To do: Comb the records below for the string "JSON" and copy each line where it turns up.
## begin Records for this task
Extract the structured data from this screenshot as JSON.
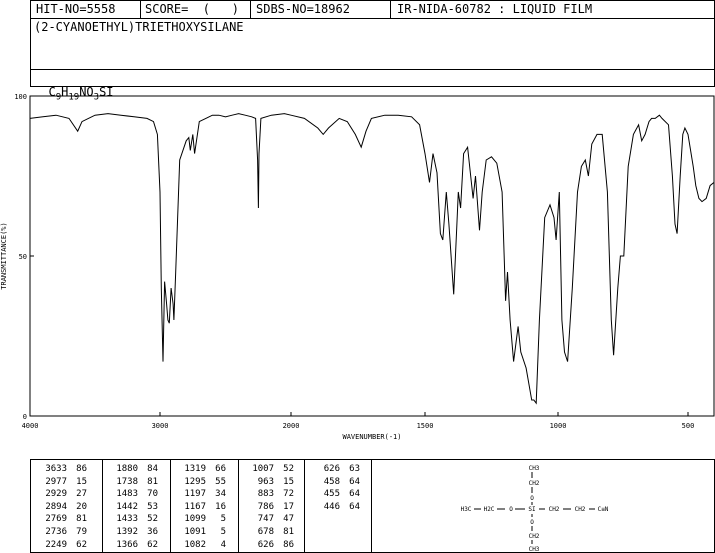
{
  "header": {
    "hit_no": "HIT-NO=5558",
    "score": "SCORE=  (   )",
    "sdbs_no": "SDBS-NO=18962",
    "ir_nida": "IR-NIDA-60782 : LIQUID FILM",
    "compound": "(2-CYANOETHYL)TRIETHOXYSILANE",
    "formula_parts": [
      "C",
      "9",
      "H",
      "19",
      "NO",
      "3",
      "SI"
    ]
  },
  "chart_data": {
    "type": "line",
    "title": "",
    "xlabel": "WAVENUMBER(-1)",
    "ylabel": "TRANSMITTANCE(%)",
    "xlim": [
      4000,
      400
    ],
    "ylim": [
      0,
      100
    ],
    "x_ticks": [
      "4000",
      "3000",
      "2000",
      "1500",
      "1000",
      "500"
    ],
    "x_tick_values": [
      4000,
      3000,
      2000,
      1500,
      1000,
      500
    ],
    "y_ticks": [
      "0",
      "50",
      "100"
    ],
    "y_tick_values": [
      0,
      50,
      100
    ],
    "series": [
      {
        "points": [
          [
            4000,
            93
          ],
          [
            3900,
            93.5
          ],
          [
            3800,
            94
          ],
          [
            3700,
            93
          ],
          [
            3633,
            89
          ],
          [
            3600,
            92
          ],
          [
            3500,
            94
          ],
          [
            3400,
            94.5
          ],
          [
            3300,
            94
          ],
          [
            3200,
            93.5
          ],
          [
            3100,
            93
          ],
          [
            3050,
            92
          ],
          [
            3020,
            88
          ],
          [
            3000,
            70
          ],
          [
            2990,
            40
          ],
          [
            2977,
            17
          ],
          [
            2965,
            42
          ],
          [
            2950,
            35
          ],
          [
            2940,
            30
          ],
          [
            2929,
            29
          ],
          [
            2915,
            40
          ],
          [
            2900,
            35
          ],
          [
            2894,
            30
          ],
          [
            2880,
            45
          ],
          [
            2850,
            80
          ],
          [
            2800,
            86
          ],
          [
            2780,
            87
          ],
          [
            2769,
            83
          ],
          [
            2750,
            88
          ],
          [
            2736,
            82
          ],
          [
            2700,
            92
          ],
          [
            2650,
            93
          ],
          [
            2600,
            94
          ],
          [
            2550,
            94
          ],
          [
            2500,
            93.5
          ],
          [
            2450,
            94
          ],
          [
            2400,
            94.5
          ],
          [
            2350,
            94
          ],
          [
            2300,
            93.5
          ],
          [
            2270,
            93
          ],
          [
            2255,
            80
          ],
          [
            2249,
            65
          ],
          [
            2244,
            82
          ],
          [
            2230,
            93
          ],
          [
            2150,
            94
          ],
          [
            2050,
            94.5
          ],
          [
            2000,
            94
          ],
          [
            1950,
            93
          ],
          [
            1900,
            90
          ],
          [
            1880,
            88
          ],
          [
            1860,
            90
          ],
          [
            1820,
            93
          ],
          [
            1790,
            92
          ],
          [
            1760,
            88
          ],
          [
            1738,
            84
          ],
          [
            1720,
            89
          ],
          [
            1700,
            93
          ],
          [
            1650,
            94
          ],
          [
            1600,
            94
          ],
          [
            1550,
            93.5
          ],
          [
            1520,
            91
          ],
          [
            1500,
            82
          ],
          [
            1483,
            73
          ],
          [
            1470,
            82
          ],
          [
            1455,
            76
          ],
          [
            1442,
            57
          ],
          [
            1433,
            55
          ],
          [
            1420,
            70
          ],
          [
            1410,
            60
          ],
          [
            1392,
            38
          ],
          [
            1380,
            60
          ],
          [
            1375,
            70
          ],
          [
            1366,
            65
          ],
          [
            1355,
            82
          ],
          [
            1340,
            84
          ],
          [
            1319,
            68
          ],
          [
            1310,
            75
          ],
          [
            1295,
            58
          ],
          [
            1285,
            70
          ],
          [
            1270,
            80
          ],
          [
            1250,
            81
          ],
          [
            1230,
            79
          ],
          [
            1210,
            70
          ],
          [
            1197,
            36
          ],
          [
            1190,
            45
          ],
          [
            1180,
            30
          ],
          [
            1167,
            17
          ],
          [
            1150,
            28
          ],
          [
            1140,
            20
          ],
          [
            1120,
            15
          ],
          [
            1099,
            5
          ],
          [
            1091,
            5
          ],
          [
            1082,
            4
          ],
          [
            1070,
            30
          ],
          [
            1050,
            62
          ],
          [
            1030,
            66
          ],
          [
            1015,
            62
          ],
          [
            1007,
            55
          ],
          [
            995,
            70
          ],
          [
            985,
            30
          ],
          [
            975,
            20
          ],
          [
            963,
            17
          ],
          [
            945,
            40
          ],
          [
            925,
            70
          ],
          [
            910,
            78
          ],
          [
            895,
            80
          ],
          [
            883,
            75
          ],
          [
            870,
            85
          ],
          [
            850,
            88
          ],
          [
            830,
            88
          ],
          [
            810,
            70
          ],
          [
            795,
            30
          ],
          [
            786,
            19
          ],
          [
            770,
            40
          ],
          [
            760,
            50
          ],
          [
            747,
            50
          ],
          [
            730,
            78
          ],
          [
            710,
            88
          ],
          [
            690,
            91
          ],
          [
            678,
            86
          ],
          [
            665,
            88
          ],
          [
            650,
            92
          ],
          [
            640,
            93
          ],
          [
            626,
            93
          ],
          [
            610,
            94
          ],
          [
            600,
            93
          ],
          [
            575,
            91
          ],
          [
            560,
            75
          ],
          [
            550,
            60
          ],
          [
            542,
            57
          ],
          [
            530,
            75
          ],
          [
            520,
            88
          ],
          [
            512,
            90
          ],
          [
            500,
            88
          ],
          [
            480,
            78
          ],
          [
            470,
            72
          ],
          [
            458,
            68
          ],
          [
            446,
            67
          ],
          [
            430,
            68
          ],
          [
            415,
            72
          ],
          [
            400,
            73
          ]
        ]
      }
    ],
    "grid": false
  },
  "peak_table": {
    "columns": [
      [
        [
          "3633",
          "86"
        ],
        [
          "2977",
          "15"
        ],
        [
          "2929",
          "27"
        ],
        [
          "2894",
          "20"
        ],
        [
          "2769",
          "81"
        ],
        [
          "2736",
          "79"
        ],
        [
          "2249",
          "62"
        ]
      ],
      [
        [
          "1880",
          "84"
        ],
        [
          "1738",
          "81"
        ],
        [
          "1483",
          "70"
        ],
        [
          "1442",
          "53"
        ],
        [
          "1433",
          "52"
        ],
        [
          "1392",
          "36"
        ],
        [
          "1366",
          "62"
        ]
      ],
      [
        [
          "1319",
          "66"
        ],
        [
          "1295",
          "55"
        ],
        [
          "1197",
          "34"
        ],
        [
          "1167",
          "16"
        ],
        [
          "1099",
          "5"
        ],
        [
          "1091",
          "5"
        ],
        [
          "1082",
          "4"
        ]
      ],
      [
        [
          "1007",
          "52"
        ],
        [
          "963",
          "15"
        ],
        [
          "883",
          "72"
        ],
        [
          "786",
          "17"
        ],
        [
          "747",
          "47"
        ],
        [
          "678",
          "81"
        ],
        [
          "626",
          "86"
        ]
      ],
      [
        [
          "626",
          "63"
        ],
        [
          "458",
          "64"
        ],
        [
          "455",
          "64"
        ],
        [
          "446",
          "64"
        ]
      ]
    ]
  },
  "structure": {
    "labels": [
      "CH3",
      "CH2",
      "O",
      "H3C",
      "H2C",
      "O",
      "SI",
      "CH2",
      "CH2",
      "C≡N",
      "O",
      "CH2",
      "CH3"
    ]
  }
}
## end Records for this task
## begin Records for this task
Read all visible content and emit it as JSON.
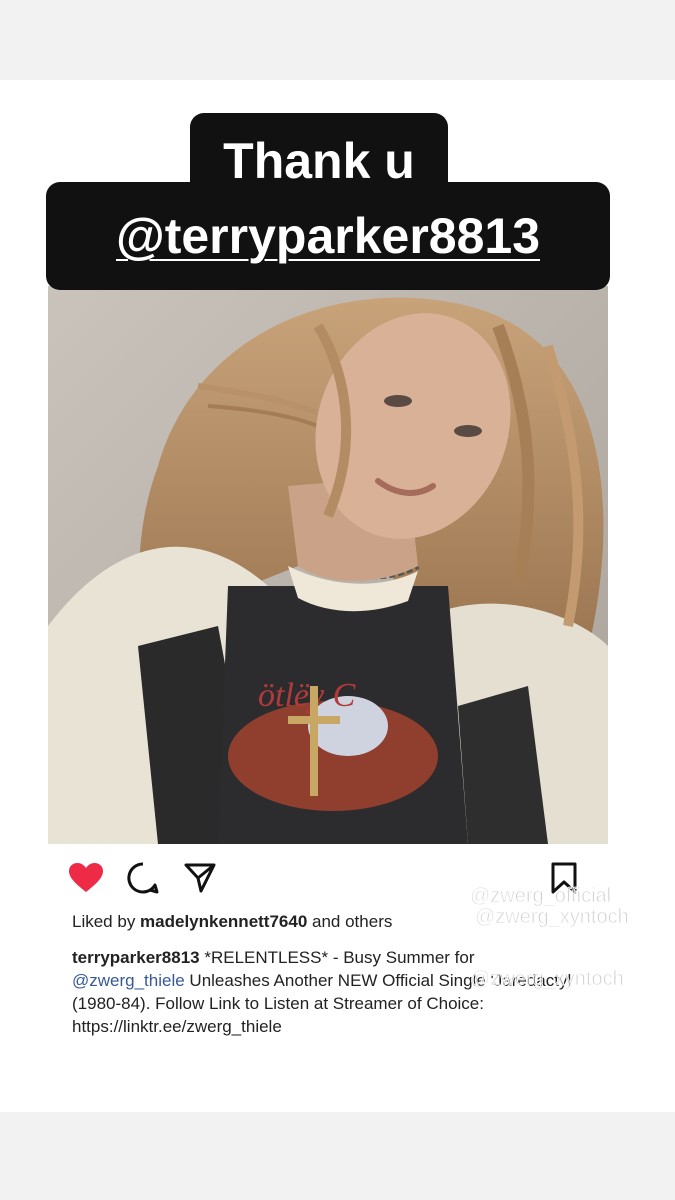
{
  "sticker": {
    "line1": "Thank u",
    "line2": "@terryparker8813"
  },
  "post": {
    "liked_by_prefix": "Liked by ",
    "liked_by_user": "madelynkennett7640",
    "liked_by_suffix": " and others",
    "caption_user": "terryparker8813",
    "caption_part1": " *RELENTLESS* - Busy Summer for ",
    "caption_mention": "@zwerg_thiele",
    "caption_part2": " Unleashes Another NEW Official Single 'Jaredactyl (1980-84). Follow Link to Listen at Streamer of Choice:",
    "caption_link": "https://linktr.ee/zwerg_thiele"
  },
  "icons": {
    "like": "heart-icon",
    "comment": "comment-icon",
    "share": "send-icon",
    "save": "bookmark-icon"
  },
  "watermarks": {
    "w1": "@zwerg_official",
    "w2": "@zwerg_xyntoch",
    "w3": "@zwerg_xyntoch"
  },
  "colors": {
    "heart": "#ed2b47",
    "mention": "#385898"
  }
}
## end Records for this task
Expected answer:
Extract the structured data from this screenshot as JSON.
Read all visible content and emit it as JSON.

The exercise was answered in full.